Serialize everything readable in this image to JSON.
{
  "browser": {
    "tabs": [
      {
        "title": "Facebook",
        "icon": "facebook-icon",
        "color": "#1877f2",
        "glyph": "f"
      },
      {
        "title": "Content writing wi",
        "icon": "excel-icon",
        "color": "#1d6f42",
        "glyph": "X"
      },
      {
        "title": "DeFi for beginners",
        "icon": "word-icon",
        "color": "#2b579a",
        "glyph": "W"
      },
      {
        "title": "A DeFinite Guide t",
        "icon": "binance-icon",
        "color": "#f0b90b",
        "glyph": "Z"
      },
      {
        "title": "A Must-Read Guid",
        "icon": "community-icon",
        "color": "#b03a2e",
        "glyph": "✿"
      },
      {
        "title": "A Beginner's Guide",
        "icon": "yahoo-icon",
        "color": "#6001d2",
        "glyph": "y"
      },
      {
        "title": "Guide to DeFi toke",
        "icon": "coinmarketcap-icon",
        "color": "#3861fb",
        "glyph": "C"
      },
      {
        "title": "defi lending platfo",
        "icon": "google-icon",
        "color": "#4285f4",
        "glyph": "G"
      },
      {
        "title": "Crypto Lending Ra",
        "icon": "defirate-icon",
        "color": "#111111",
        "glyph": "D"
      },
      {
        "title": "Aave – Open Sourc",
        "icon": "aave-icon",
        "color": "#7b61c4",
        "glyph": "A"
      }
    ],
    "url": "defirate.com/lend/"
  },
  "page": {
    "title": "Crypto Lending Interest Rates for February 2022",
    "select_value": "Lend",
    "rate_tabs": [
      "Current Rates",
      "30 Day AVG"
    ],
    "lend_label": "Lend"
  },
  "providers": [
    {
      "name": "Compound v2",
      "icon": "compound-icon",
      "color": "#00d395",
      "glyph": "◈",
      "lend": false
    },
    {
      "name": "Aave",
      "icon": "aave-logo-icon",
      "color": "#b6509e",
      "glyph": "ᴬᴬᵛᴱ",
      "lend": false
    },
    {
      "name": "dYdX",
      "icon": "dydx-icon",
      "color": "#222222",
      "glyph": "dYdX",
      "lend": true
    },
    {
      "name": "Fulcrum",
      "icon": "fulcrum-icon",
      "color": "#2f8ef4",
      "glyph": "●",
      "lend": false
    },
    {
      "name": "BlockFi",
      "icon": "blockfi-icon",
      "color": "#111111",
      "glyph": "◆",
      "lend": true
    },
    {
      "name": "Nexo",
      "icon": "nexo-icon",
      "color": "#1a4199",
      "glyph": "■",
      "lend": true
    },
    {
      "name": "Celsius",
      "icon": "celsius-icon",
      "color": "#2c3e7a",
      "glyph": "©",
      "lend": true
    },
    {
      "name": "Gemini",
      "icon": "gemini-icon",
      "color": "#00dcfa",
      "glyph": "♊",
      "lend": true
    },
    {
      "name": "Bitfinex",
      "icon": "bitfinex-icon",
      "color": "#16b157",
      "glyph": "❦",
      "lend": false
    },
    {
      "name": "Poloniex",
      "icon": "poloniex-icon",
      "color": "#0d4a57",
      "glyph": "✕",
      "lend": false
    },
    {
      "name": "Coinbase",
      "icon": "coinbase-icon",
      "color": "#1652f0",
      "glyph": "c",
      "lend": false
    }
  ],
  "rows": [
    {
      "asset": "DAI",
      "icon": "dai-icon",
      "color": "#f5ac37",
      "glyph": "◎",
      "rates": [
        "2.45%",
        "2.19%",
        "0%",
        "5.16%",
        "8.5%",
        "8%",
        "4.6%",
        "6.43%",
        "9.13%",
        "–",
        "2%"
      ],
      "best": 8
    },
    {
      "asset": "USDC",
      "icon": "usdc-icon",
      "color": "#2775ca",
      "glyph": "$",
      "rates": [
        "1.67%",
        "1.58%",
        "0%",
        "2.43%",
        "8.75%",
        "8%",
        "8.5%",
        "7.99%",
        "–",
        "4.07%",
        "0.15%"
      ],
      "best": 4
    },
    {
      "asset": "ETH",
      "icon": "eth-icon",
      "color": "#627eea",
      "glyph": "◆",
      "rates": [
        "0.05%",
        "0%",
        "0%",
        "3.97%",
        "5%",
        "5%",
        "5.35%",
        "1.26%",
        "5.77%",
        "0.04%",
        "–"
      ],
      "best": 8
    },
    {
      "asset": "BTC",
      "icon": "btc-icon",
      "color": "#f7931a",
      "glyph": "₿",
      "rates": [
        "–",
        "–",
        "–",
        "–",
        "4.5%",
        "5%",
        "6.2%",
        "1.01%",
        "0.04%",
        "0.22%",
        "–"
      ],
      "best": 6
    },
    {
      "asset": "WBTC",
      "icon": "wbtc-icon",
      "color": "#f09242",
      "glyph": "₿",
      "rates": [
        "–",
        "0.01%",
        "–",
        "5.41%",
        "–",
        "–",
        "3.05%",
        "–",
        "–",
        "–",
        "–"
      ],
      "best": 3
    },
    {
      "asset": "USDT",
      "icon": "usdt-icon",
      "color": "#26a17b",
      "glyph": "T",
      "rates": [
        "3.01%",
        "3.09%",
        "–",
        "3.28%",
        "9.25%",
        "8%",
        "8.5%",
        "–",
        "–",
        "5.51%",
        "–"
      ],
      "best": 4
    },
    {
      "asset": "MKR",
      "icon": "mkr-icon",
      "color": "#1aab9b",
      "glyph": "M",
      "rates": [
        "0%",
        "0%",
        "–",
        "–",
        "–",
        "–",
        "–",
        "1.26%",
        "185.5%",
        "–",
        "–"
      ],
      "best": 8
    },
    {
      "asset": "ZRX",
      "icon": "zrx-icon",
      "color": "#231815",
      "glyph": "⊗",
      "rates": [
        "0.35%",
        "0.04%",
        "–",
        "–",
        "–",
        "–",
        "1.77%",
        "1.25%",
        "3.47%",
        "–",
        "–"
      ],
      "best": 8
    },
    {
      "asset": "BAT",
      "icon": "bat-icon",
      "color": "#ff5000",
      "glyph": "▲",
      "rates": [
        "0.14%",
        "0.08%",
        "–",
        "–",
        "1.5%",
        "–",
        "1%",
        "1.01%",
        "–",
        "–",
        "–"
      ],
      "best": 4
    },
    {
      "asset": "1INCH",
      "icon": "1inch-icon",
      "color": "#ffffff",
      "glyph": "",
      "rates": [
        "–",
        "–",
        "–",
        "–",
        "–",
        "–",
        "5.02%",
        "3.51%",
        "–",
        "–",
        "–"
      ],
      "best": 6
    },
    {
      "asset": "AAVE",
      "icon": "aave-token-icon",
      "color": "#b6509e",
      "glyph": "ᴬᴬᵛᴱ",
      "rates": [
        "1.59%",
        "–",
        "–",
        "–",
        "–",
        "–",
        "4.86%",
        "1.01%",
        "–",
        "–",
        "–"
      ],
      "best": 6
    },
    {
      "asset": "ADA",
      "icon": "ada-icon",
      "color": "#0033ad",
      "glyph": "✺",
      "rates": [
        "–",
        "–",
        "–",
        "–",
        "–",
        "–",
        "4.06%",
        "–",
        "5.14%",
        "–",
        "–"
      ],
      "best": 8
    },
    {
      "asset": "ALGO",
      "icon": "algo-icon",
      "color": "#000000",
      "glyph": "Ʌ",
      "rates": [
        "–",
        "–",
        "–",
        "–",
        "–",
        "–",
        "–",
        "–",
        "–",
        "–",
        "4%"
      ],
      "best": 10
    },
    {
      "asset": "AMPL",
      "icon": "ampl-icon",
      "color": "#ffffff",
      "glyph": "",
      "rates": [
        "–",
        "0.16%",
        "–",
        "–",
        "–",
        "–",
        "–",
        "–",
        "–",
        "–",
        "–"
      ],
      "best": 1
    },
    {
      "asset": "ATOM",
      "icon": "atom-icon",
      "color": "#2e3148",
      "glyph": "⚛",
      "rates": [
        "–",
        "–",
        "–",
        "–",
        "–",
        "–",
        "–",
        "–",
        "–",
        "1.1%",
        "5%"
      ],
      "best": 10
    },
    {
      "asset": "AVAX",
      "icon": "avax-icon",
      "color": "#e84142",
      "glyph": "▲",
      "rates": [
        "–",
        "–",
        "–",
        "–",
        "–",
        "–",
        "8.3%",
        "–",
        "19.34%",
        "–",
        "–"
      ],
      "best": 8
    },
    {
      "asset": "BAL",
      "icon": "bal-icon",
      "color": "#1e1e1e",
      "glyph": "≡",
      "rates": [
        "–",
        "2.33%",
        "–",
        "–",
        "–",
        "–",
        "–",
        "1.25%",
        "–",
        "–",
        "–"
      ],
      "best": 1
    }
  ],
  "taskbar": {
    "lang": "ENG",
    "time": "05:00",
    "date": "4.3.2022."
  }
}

**Task description:** Gather all lines where the word "Guide" appears.

**Answer for this exercise:**
        "title": "A DeFinite Guide t",
        "title": "A Beginner's Guide",
        "title": "Guide to DeFi toke",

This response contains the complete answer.